GOAL
State the number of lines that hold the string "structured", with nothing added.

=======

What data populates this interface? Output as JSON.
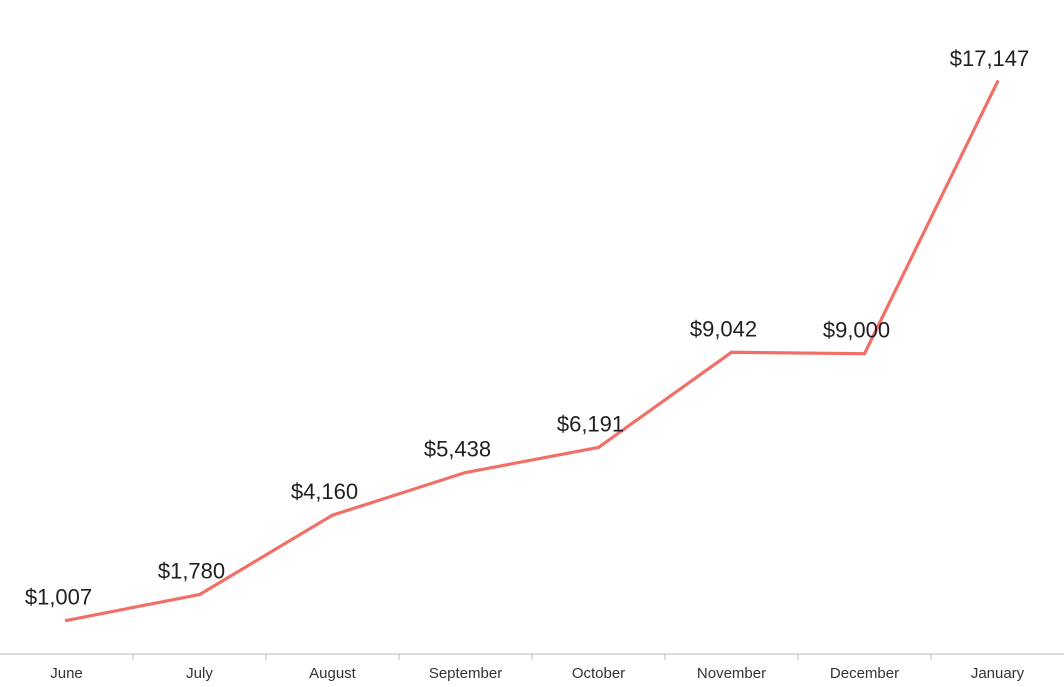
{
  "chart_data": {
    "type": "line",
    "categories": [
      "June",
      "July",
      "August",
      "September",
      "October",
      "November",
      "December",
      "January"
    ],
    "series": [
      {
        "values": [
          1007,
          1780,
          4160,
          5438,
          6191,
          9042,
          9000,
          17147
        ],
        "labels": [
          "$1,007",
          "$1,780",
          "$4,160",
          "$5,438",
          "$6,191",
          "$9,042",
          "$9,000",
          "$17,147"
        ],
        "color": "#f07068"
      }
    ],
    "ylim": [
      0,
      18400
    ],
    "grid": false,
    "legend": "none",
    "axis_color": "#bbbbbb"
  }
}
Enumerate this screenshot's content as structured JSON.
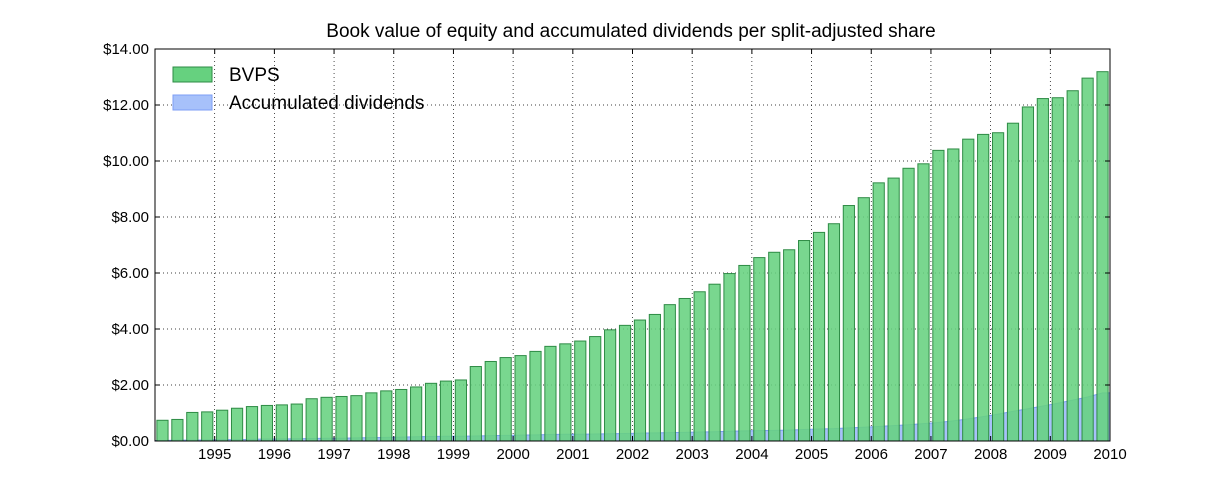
{
  "chart_data": {
    "type": "bar",
    "title": "Book value of equity and accumulated dividends per split-adjusted share",
    "xlabel": "",
    "ylabel": "",
    "ylim": [
      0,
      14
    ],
    "yticks": [
      0,
      2,
      4,
      6,
      8,
      10,
      12,
      14
    ],
    "ytick_labels": [
      "$0.00",
      "$2.00",
      "$4.00",
      "$6.00",
      "$8.00",
      "$10.00",
      "$12.00",
      "$14.00"
    ],
    "xticks": [
      "1995",
      "1996",
      "1997",
      "1998",
      "1999",
      "2000",
      "2001",
      "2002",
      "2003",
      "2004",
      "2005",
      "2006",
      "2007",
      "2008",
      "2009",
      "2010"
    ],
    "grid": true,
    "legend_position": "top-left",
    "colors": {
      "bvps_fill": "#66d17f",
      "bvps_edge": "#2e8b45",
      "dividends_fill": "#a7c1fa",
      "dividends_edge": "#7e9ef5"
    },
    "x_range": [
      "1994 Q1",
      "2010 Q1"
    ],
    "x": [
      "1994 Q1",
      "1994 Q2",
      "1994 Q3",
      "1994 Q4",
      "1995 Q1",
      "1995 Q2",
      "1995 Q3",
      "1995 Q4",
      "1996 Q1",
      "1996 Q2",
      "1996 Q3",
      "1996 Q4",
      "1997 Q1",
      "1997 Q2",
      "1997 Q3",
      "1997 Q4",
      "1998 Q1",
      "1998 Q2",
      "1998 Q3",
      "1998 Q4",
      "1999 Q1",
      "1999 Q2",
      "1999 Q3",
      "1999 Q4",
      "2000 Q1",
      "2000 Q2",
      "2000 Q3",
      "2000 Q4",
      "2001 Q1",
      "2001 Q2",
      "2001 Q3",
      "2001 Q4",
      "2002 Q1",
      "2002 Q2",
      "2002 Q3",
      "2002 Q4",
      "2003 Q1",
      "2003 Q2",
      "2003 Q3",
      "2003 Q4",
      "2004 Q1",
      "2004 Q2",
      "2004 Q3",
      "2004 Q4",
      "2005 Q1",
      "2005 Q2",
      "2005 Q3",
      "2005 Q4",
      "2006 Q1",
      "2006 Q2",
      "2006 Q3",
      "2006 Q4",
      "2007 Q1",
      "2007 Q2",
      "2007 Q3",
      "2007 Q4",
      "2008 Q1",
      "2008 Q2",
      "2008 Q3",
      "2008 Q4",
      "2009 Q1",
      "2009 Q2",
      "2009 Q3",
      "2009 Q4"
    ],
    "series": [
      {
        "name": "BVPS",
        "kind": "bar",
        "values": [
          0.74,
          0.77,
          1.02,
          1.04,
          1.1,
          1.17,
          1.23,
          1.27,
          1.29,
          1.32,
          1.51,
          1.56,
          1.59,
          1.62,
          1.72,
          1.79,
          1.84,
          1.93,
          2.06,
          2.14,
          2.18,
          2.66,
          2.84,
          2.98,
          3.05,
          3.2,
          3.38,
          3.47,
          3.57,
          3.73,
          3.97,
          4.13,
          4.32,
          4.52,
          4.87,
          5.09,
          5.33,
          5.6,
          5.98,
          6.27,
          6.55,
          6.74,
          6.83,
          7.16,
          7.45,
          7.76,
          8.41,
          8.69,
          9.22,
          9.39,
          9.74,
          9.9,
          10.38,
          10.43,
          10.78,
          10.95,
          11.01,
          11.35,
          11.93,
          12.23,
          12.26,
          12.51,
          12.96,
          13.19
        ]
      },
      {
        "name": "Accumulated dividends",
        "kind": "area",
        "values": [
          0.02,
          0.03,
          0.03,
          0.04,
          0.05,
          0.05,
          0.06,
          0.07,
          0.07,
          0.08,
          0.09,
          0.1,
          0.1,
          0.11,
          0.12,
          0.13,
          0.14,
          0.15,
          0.16,
          0.17,
          0.17,
          0.18,
          0.19,
          0.2,
          0.21,
          0.22,
          0.23,
          0.24,
          0.24,
          0.25,
          0.26,
          0.27,
          0.28,
          0.29,
          0.3,
          0.31,
          0.32,
          0.33,
          0.35,
          0.36,
          0.37,
          0.38,
          0.39,
          0.41,
          0.43,
          0.44,
          0.47,
          0.49,
          0.52,
          0.55,
          0.58,
          0.62,
          0.66,
          0.72,
          0.79,
          0.87,
          0.96,
          1.06,
          1.15,
          1.25,
          1.35,
          1.46,
          1.57,
          1.72
        ]
      }
    ]
  }
}
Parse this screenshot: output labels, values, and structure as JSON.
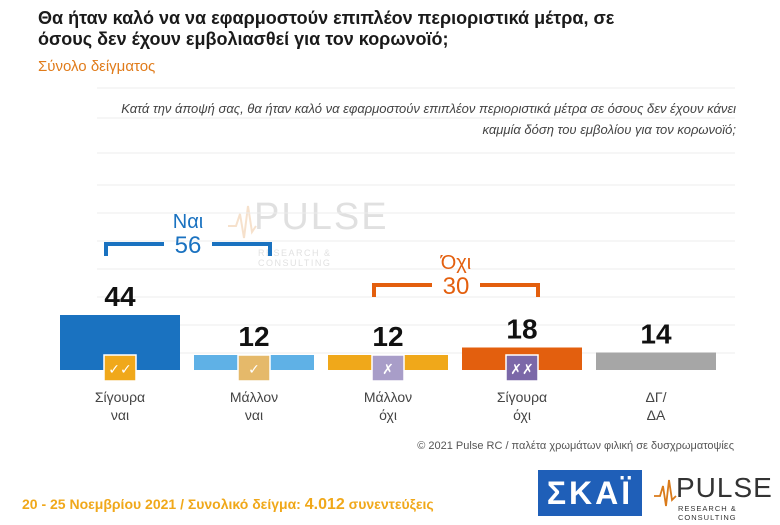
{
  "header": {
    "title": "Θα ήταν καλό να να εφαρμοστούν επιπλέον περιοριστικά μέτρα, σε όσους δεν έχουν εμβολιασθεί για τον κορωνοϊό;",
    "subtitle": "Σύνολο δείγματος",
    "question": "Κατά την άποψή σας, θα ήταν καλό να εφαρμοστούν επιπλέον περιοριστικά μέτρα σε όσους δεν έχουν κάνει καμμία δόση του εμβολίου για τον κορωνοϊό;"
  },
  "chart_data": {
    "type": "bar",
    "categories": [
      "Σίγουρα ναι",
      "Μάλλον ναι",
      "Μάλλον όχι",
      "Σίγουρα όχι",
      "ΔΓ/ ΔΑ"
    ],
    "values": [
      44,
      12,
      12,
      18,
      14
    ],
    "colors": [
      "#1a72c0",
      "#5fb1e6",
      "#f0a81a",
      "#e35f0e",
      "#a6a6a6"
    ],
    "icons": [
      "double-check-icon",
      "check-icon",
      "cross-icon",
      "double-cross-icon",
      ""
    ],
    "icon_glyphs": [
      "✓✓",
      "✓",
      "✗",
      "✗✗",
      ""
    ],
    "icon_colors": [
      "#f0a81a",
      "#e5b96a",
      "#a89dc8",
      "#7b68a8",
      ""
    ],
    "groups": [
      {
        "label": "Ναι",
        "total": "56",
        "color": "#1a72c0",
        "spans": [
          0,
          1
        ]
      },
      {
        "label": "Όχι",
        "total": "30",
        "color": "#e35f0e",
        "spans": [
          2,
          3
        ]
      }
    ],
    "grid": true,
    "ylim": [
      0,
      100
    ]
  },
  "watermark": {
    "word": "PULSE",
    "sub": "RESEARCH & CONSULTING"
  },
  "footer": {
    "note": "© 2021 Pulse RC   /   παλέτα χρωμάτων φιλική σε δυσχρωματοψίες",
    "dates": "20 - 25  Νοεμβρίου 2021  /  Συνολικό δείγμα:",
    "sample": "4.012",
    "sample_suffix": "συνεντεύξεις"
  },
  "logos": {
    "skai": "ΣΚΑΪ",
    "pulse": "PULSE",
    "pulse_sub": "RESEARCH & CONSULTING"
  }
}
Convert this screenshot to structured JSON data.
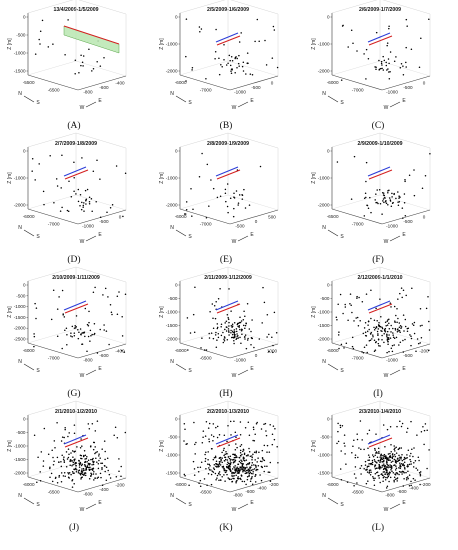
{
  "figure": {
    "panel_count": 12,
    "colors": {
      "points": "#000000",
      "plane_fill": "#b9e6b0",
      "plane_edge": "#5aa64a",
      "fault_red": "#d42020",
      "fault_blue": "#2d3ed8",
      "axis": "#444444"
    }
  },
  "chart_data": [
    {
      "id": "A",
      "label": "(A)",
      "type": "scatter",
      "title": "13/4/2009-1/5/2009",
      "zlabel": "Z [m]",
      "zticks": [
        "0",
        "-500",
        "-1000",
        "-1500"
      ],
      "nticks": [
        "-5500",
        "-6500"
      ],
      "eticks": [
        "-800",
        "-600",
        "-400"
      ],
      "dir": {
        "n": "N",
        "s": "S",
        "w": "W",
        "e": "E"
      },
      "n_points": 24,
      "density": 0.35,
      "plane": true
    },
    {
      "id": "B",
      "label": "(B)",
      "type": "scatter",
      "title": "2/5/2009-1/6/2009",
      "zlabel": "Z [m]",
      "zticks": [
        "0",
        "-1000",
        "-2000"
      ],
      "nticks": [
        "-6000",
        "-7000"
      ],
      "eticks": [
        "-1000",
        "-500",
        "0"
      ],
      "dir": {
        "n": "N",
        "s": "S",
        "w": "W",
        "e": "E"
      },
      "n_points": 60,
      "density": 0.45,
      "plane": false
    },
    {
      "id": "C",
      "label": "(C)",
      "type": "scatter",
      "title": "2/6/2009-1/7/2009",
      "zlabel": "Z [m]",
      "zticks": [
        "0",
        "-1000",
        "-2000"
      ],
      "nticks": [
        "-6000",
        "-7000"
      ],
      "eticks": [
        "-1000",
        "-500",
        "0"
      ],
      "dir": {
        "n": "N",
        "s": "S",
        "w": "W",
        "e": "E"
      },
      "n_points": 55,
      "density": 0.45,
      "plane": false
    },
    {
      "id": "D",
      "label": "(D)",
      "type": "scatter",
      "title": "2/7/2009-1/8/2009",
      "zlabel": "Z [m]",
      "zticks": [
        "0",
        "-1000",
        "-2000"
      ],
      "nticks": [
        "-6000",
        "-7000"
      ],
      "eticks": [
        "-1000",
        "-500",
        "0"
      ],
      "dir": {
        "n": "N",
        "s": "S",
        "w": "W",
        "e": "E"
      },
      "n_points": 55,
      "density": 0.5,
      "plane": false
    },
    {
      "id": "E",
      "label": "(E)",
      "type": "scatter",
      "title": "2/8/2009-1/9/2009",
      "zlabel": "Z [m]",
      "zticks": [
        "0",
        "-1000",
        "-2000"
      ],
      "nticks": [
        "-6000",
        "-7000"
      ],
      "eticks": [
        "-500",
        "0",
        "500"
      ],
      "dir": {
        "n": "N",
        "s": "S",
        "w": "W",
        "e": "E"
      },
      "n_points": 40,
      "density": 0.45,
      "plane": false
    },
    {
      "id": "F",
      "label": "(F)",
      "type": "scatter",
      "title": "2/9/2009-1/10/2009",
      "zlabel": "Z [m]",
      "zticks": [
        "0",
        "-1000",
        "-2000"
      ],
      "nticks": [
        "-6500",
        "-7000"
      ],
      "eticks": [
        "-1000",
        "-500",
        "0"
      ],
      "dir": {
        "n": "N",
        "s": "S",
        "w": "W",
        "e": "E"
      },
      "n_points": 70,
      "density": 0.6,
      "plane": false
    },
    {
      "id": "G",
      "label": "(G)",
      "type": "scatter",
      "title": "2/10/2009-1/11/2009",
      "zlabel": "Z [m]",
      "zticks": [
        "0",
        "-500",
        "-1000",
        "-1500",
        "-2000",
        "-2500"
      ],
      "nticks": [
        "-6000",
        "-7000"
      ],
      "eticks": [
        "-800",
        "-600",
        "-400"
      ],
      "dir": {
        "n": "N",
        "s": "S",
        "w": "W",
        "e": "E"
      },
      "n_points": 80,
      "density": 0.55,
      "plane": false
    },
    {
      "id": "H",
      "label": "(H)",
      "type": "scatter",
      "title": "2/11/2009-1/12/2009",
      "zlabel": "Z [m]",
      "zticks": [
        "0",
        "-500",
        "-1000",
        "-1500",
        "-2000"
      ],
      "nticks": [
        "-6000",
        "-6500"
      ],
      "eticks": [
        "-1000",
        "0",
        "1000"
      ],
      "dir": {
        "n": "N",
        "s": "S",
        "w": "W",
        "e": "E"
      },
      "n_points": 150,
      "density": 0.7,
      "plane": false
    },
    {
      "id": "I",
      "label": "(I)",
      "type": "scatter",
      "title": "2/12/2009-1/1/2010",
      "zlabel": "Z [m]",
      "zticks": [
        "0",
        "-500",
        "-1000",
        "-1500",
        "-2000"
      ],
      "nticks": [
        "-6000",
        "-7000"
      ],
      "eticks": [
        "-1000",
        "-500",
        "-200"
      ],
      "dir": {
        "n": "N",
        "s": "S",
        "w": "W",
        "e": "E"
      },
      "n_points": 200,
      "density": 0.75,
      "plane": false
    },
    {
      "id": "J",
      "label": "(J)",
      "type": "scatter",
      "title": "2/1/2010-1/2/2010",
      "zlabel": "Z [m]",
      "zticks": [
        "0",
        "-500",
        "-1000",
        "-1500",
        "-2000"
      ],
      "nticks": [
        "-6000",
        "-6500"
      ],
      "eticks": [
        "-600",
        "-400",
        "-200"
      ],
      "dir": {
        "n": "N",
        "s": "S",
        "w": "W",
        "e": "E"
      },
      "n_points": 260,
      "density": 0.8,
      "plane": false
    },
    {
      "id": "K",
      "label": "(K)",
      "type": "scatter",
      "title": "2/2/2010-1/3/2010",
      "zlabel": "Z [m]",
      "zticks": [
        "0",
        "-500",
        "-1000",
        "-1500"
      ],
      "nticks": [
        "-6000",
        "-6500"
      ],
      "eticks": [
        "-800",
        "-600",
        "-400",
        "-200"
      ],
      "dir": {
        "n": "N",
        "s": "S",
        "w": "W",
        "e": "E"
      },
      "n_points": 420,
      "density": 0.9,
      "plane": false
    },
    {
      "id": "L",
      "label": "(L)",
      "type": "scatter",
      "title": "2/3/2010-1/4/2010",
      "zlabel": "Z [m]",
      "zticks": [
        "0",
        "-500",
        "-1000",
        "-1500"
      ],
      "nticks": [
        "-6000",
        "-6500"
      ],
      "eticks": [
        "-800",
        "-600",
        "-400",
        "-200"
      ],
      "dir": {
        "n": "N",
        "s": "S",
        "w": "W",
        "e": "E"
      },
      "n_points": 380,
      "density": 0.95,
      "plane": false
    }
  ]
}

=======

EXERCISE OUTPUT
2